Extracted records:
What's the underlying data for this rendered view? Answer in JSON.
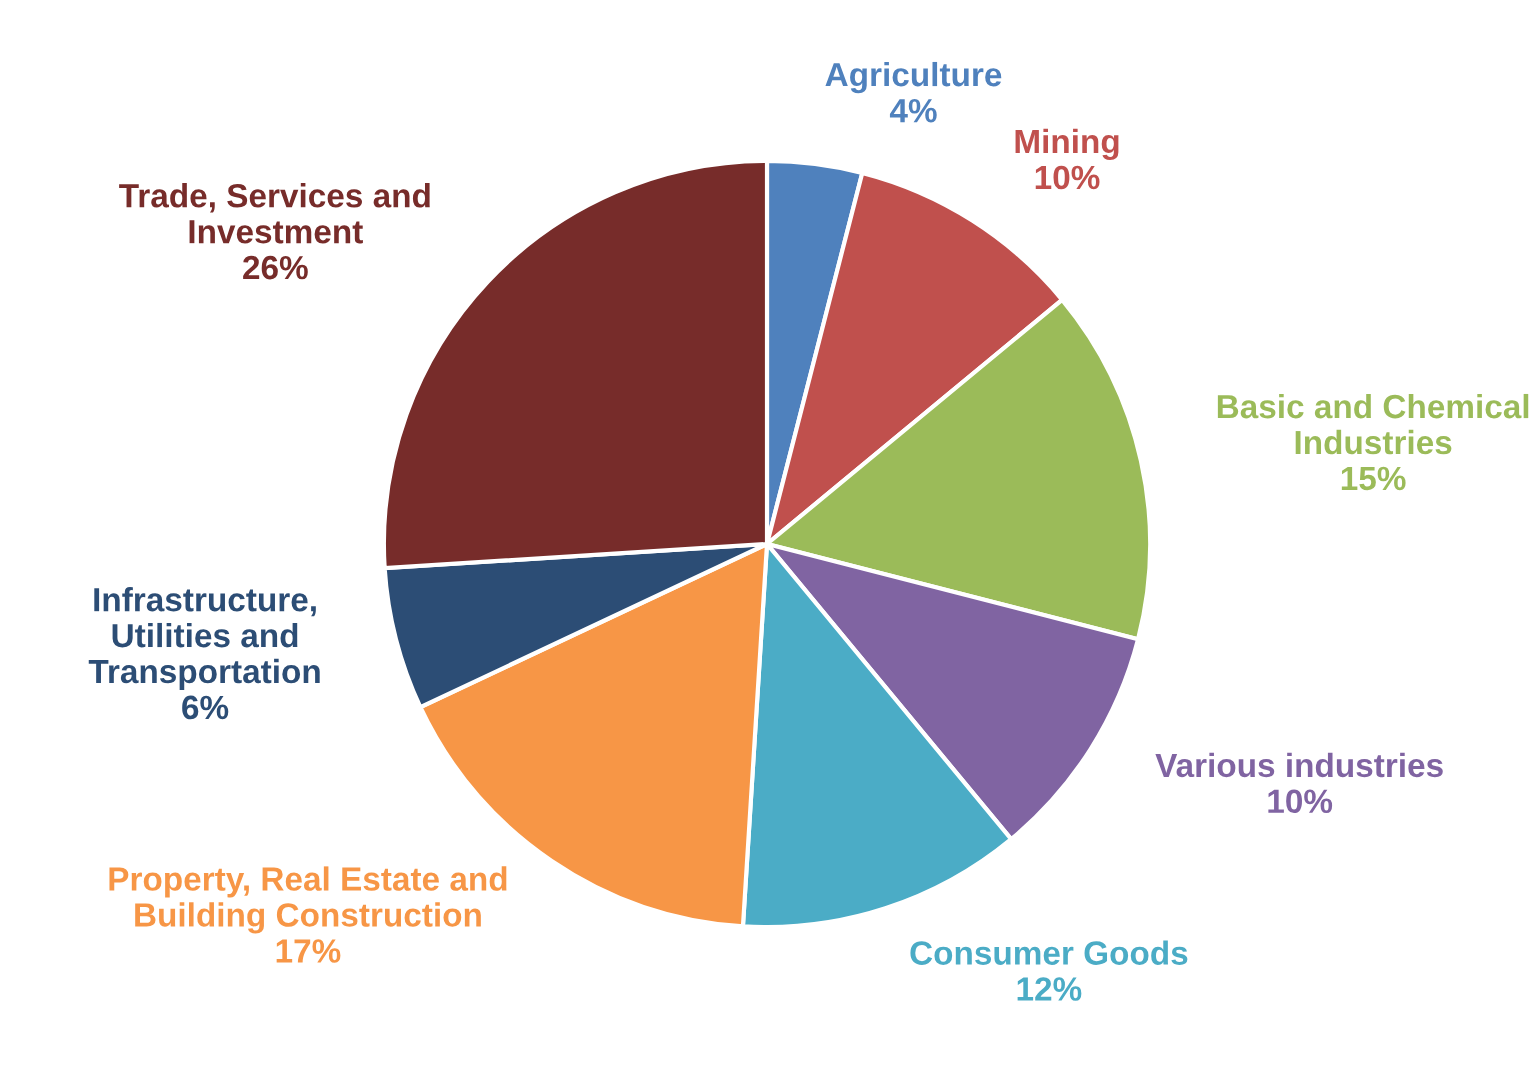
{
  "chart_data": {
    "type": "pie",
    "categories": [
      "Agriculture",
      "Mining",
      "Basic and Chemical Industries",
      "Various industries",
      "Consumer Goods",
      "Property, Real Estate and Building Construction",
      "Infrastructure, Utilities and Transportation",
      "Trade, Services and Investment"
    ],
    "values": [
      4,
      10,
      15,
      10,
      12,
      17,
      6,
      26
    ],
    "value_labels": [
      "4%",
      "10%",
      "15%",
      "10%",
      "12%",
      "17%",
      "6%",
      "26%"
    ],
    "colors": [
      "#4f81bd",
      "#c0504d",
      "#9bbb59",
      "#8064a2",
      "#4bacc6",
      "#f79646",
      "#2c4d75",
      "#772c2a"
    ]
  }
}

Exercise brief: Restate the whole listing above exactly, please, omitting every image.

Exercise answer:
What's the underlying data for this rendered view? Answer in JSON.
{
  "chart_data": {
    "type": "pie",
    "categories": [
      "Agriculture",
      "Mining",
      "Basic and Chemical Industries",
      "Various industries",
      "Consumer Goods",
      "Property, Real Estate and Building Construction",
      "Infrastructure, Utilities and Transportation",
      "Trade, Services and Investment"
    ],
    "values": [
      4,
      10,
      15,
      10,
      12,
      17,
      6,
      26
    ],
    "value_labels": [
      "4%",
      "10%",
      "15%",
      "10%",
      "12%",
      "17%",
      "6%",
      "26%"
    ],
    "colors": [
      "#4f81bd",
      "#c0504d",
      "#9bbb59",
      "#8064a2",
      "#4bacc6",
      "#f79646",
      "#2c4d75",
      "#772c2a"
    ]
  }
}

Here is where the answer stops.